[WHAT YOU HAVE TO DO] What follows is a set of entries. Give them again exactly, without the pictures.
----- PROVIDED RECORDS
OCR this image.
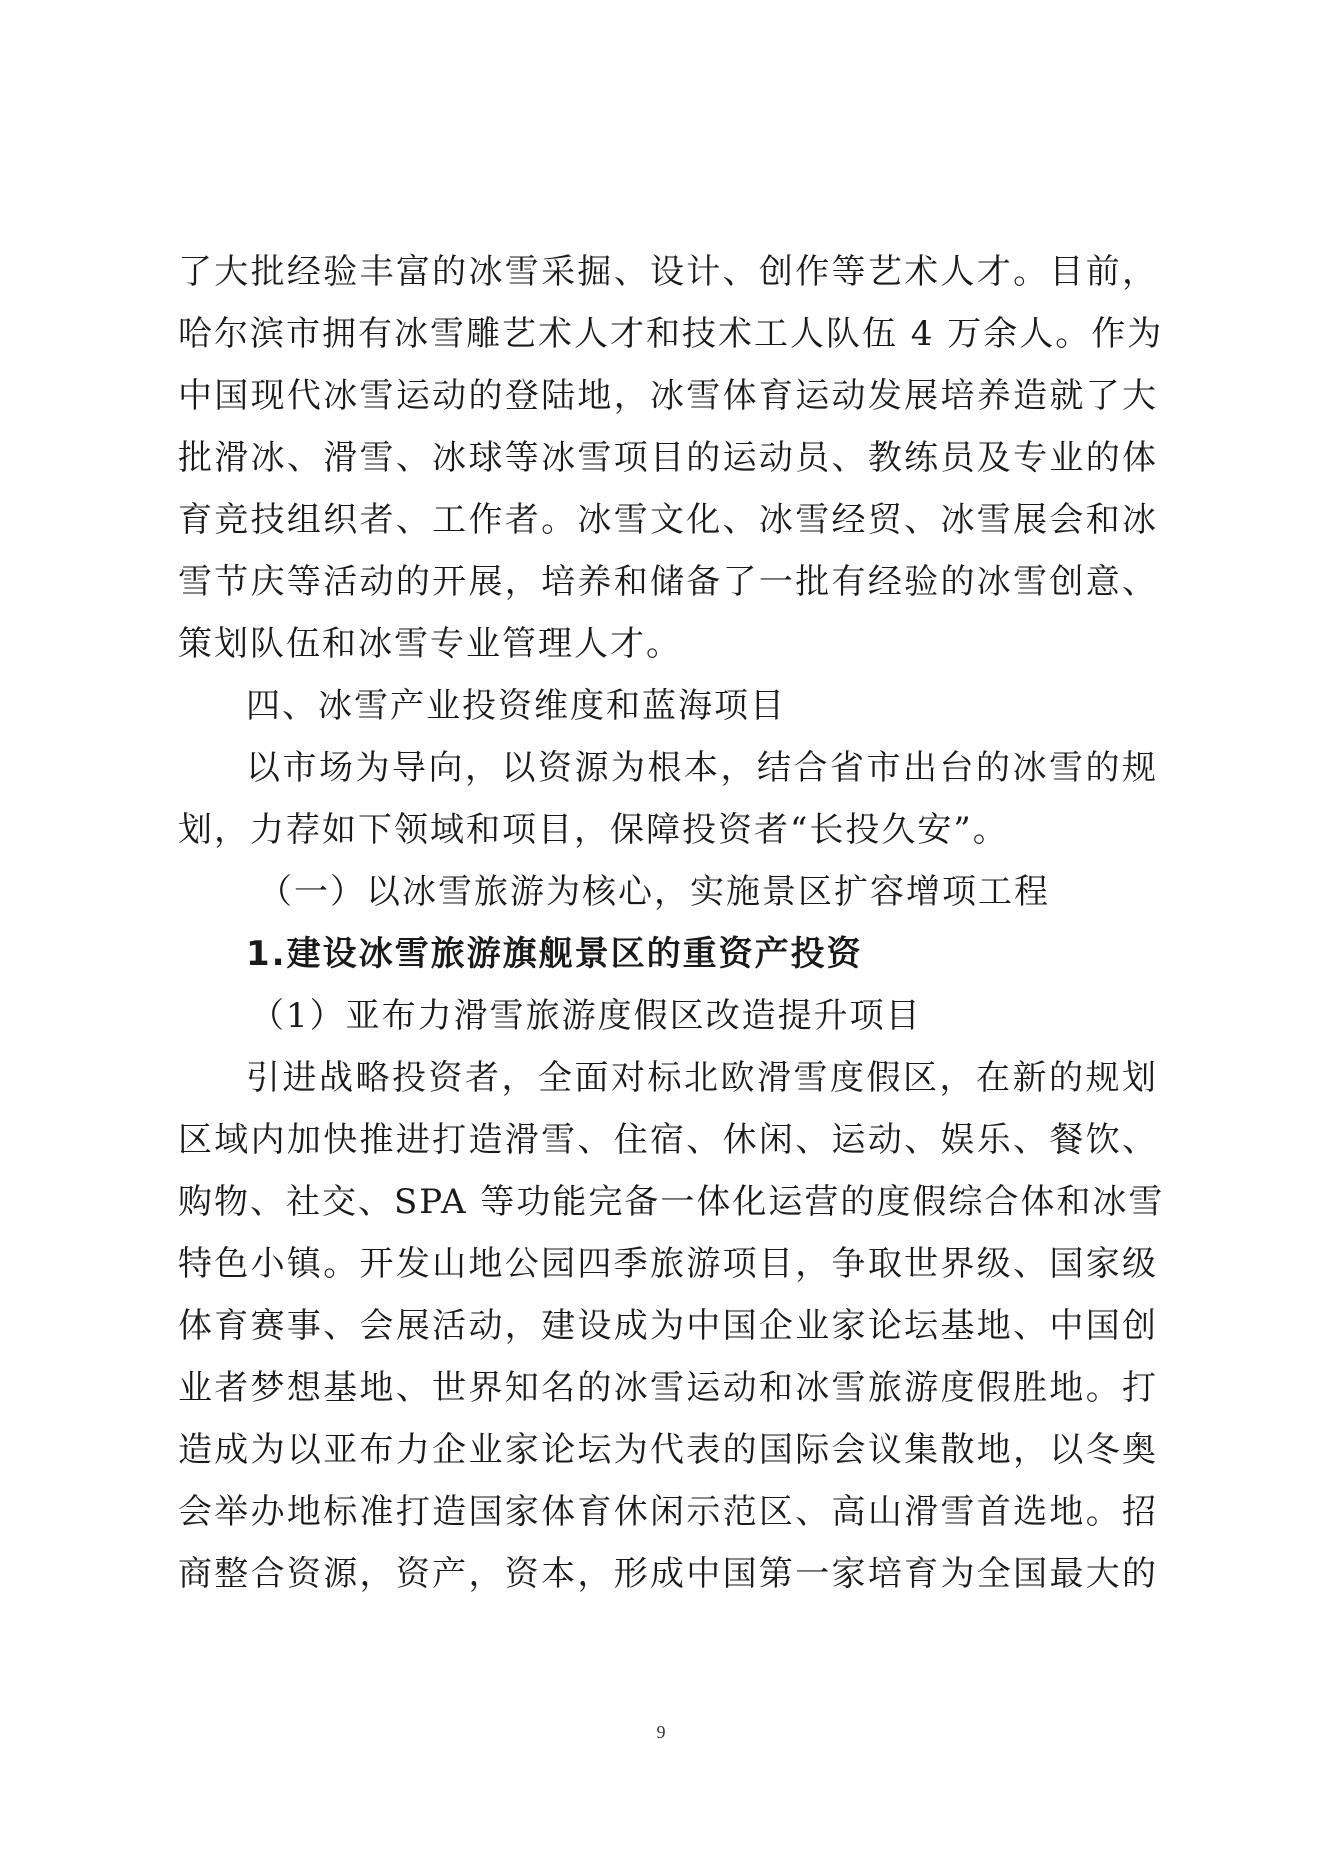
了大批经验丰富的冰雪采掘、设计、创作等艺术人才。目前，
哈尔滨市拥有冰雪雕艺术人才和技术工人队伍 4 万余人。作为
中国现代冰雪运动的登陆地，冰雪体育运动发展培养造就了大
批滑冰、滑雪、冰球等冰雪项目的运动员、教练员及专业的体
育竞技组织者、工作者。冰雪文化、冰雪经贸、冰雪展会和冰
雪节庆等活动的开展，培养和储备了一批有经验的冰雪创意、
策划队伍和冰雪专业管理人才。
四、冰雪产业投资维度和蓝海项目
以市场为导向，以资源为根本，结合省市出台的冰雪的规
划，力荐如下领域和项目，保障投资者“长投久安”。
（一）以冰雪旅游为核心，实施景区扩容增项工程
1.建设冰雪旅游旗舰景区的重资产投资
（1）亚布力滑雪旅游度假区改造提升项目
引进战略投资者，全面对标北欧滑雪度假区，在新的规划
区域内加快推进打造滑雪、住宿、休闲、运动、娱乐、餐饮、
购物、社交、SPA 等功能完备一体化运营的度假综合体和冰雪
特色小镇。开发山地公园四季旅游项目，争取世界级、国家级
体育赛事、会展活动，建设成为中国企业家论坛基地、中国创
业者梦想基地、世界知名的冰雪运动和冰雪旅游度假胜地。打
造成为以亚布力企业家论坛为代表的国际会议集散地，以冬奥
会举办地标准打造国家体育休闲示范区、高山滑雪首选地。招
商整合资源，资产，资本，形成中国第一家培育为全国最大的
9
----------
[REPLY]
OCR this image.
了大批经验丰富的冰雪采掘、设计、创作等艺术人才。目前，
哈尔滨市拥有冰雪雕艺术人才和技术工人队伍 4 万余人。作为
中国现代冰雪运动的登陆地，冰雪体育运动发展培养造就了大
批滑冰、滑雪、冰球等冰雪项目的运动员、教练员及专业的体
育竞技组织者、工作者。冰雪文化、冰雪经贸、冰雪展会和冰
雪节庆等活动的开展，培养和储备了一批有经验的冰雪创意、
策划队伍和冰雪专业管理人才。
四、冰雪产业投资维度和蓝海项目
以市场为导向，以资源为根本，结合省市出台的冰雪的规
划，力荐如下领域和项目，保障投资者“长投久安”。
（一）以冰雪旅游为核心，实施景区扩容增项工程
1.建设冰雪旅游旗舰景区的重资产投资
（1）亚布力滑雪旅游度假区改造提升项目
引进战略投资者，全面对标北欧滑雪度假区，在新的规划
区域内加快推进打造滑雪、住宿、休闲、运动、娱乐、餐饮、
购物、社交、SPA 等功能完备一体化运营的度假综合体和冰雪
特色小镇。开发山地公园四季旅游项目，争取世界级、国家级
体育赛事、会展活动，建设成为中国企业家论坛基地、中国创
业者梦想基地、世界知名的冰雪运动和冰雪旅游度假胜地。打
造成为以亚布力企业家论坛为代表的国际会议集散地，以冬奥
会举办地标准打造国家体育休闲示范区、高山滑雪首选地。招
商整合资源，资产，资本，形成中国第一家培育为全国最大的
9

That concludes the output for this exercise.